** Work to do **
Pick every line from the data that holds the word "który".

** Data supplied **
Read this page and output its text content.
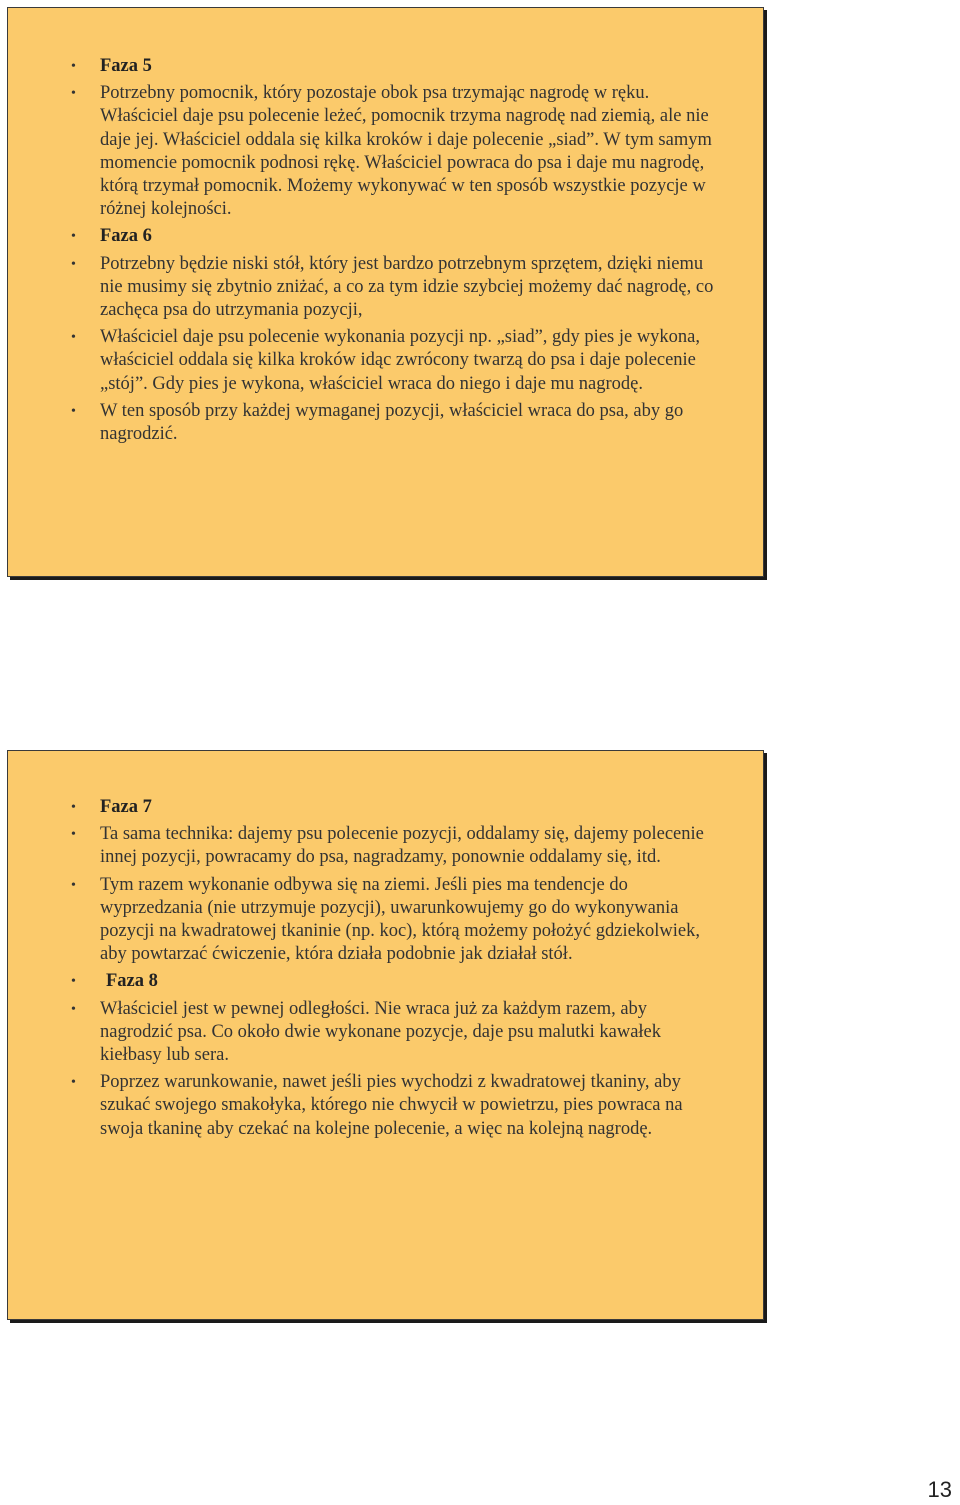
• Faza 5
• Potrzebny pomocnik, który pozostaje obok psa trzymając nagrodę w ręku. Właściciel daje psu polecenie leżeć, pomocnik trzyma nagrodę nad ziemią, ale nie daje jej. Właściciel oddala się kilka kroków i daje polecenie „siad”. W tym samym momencie pomocnik podnosi rękę. Właściciel powraca do psa i daje mu nagrodę, którą trzymał pomocnik. Możemy wykonywać w ten sposób wszystkie pozycje w różnej kolejności.
• Faza 6
• Potrzebny będzie niski stół, który jest bardzo potrzebnym sprzętem, dzięki niemu nie musimy się zbytnio zniżać, a co za tym idzie szybciej możemy dać nagrodę, co zachęca psa do utrzymania pozycji,
• Właściciel daje psu polecenie wykonania pozycji np. „siad”, gdy pies je wykona, właściciel oddala się kilka kroków idąc zwrócony twarzą do psa i daje polecenie „stój”. Gdy pies je wykona, właściciel wraca do niego i daje mu nagrodę.
• W ten sposób przy każdej wymaganej pozycji, właściciel wraca do psa, aby go nagrodzić.
• Faza 7
• Ta sama technika: dajemy psu polecenie pozycji, oddalamy się, dajemy polecenie innej pozycji, powracamy do psa, nagradzamy, ponownie oddalamy się, itd.
• Tym razem wykonanie odbywa się na ziemi. Jeśli pies ma tendencje do wyprzedzania (nie utrzymuje pozycji), uwarunkowujemy go do wykonywania pozycji na kwadratowej tkaninie (np. koc), którą możemy położyć gdziekolwiek, aby powtarzać ćwiczenie, która działa podobnie jak działał stół.
• Faza 8
• Właściciel jest w pewnej odległości. Nie wraca już za każdym razem, aby nagrodzić psa. Co około dwie wykonane pozycje, daje psu malutki kawałek kiełbasy lub sera.
• Poprzez warunkowanie, nawet jeśli pies wychodzi z kwadratowej tkaniny, aby szukać swojego smakołyka, którego nie chwycił w powietrzu, pies powraca na swoja tkaninę aby czekać na kolejne polecenie, a więc na kolejną nagrodę.
13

** Response below **
• Potrzebny pomocnik, który pozostaje obok psa trzymając nagrodę w ręku. Właściciel daje psu polecenie leżeć, pomocnik trzyma nagrodę nad ziemią, ale nie daje jej. Właściciel oddala się kilka kroków i daje polecenie „siad”. W tym samym momencie pomocnik podnosi rękę. Właściciel powraca do psa i daje mu nagrodę, którą trzymał pomocnik. Możemy wykonywać w ten sposób wszystkie pozycje w różnej kolejności.
• Potrzebny będzie niski stół, który jest bardzo potrzebnym sprzętem, dzięki niemu nie musimy się zbytnio zniżać, a co za tym idzie szybciej możemy dać nagrodę, co zachęca psa do utrzymania pozycji,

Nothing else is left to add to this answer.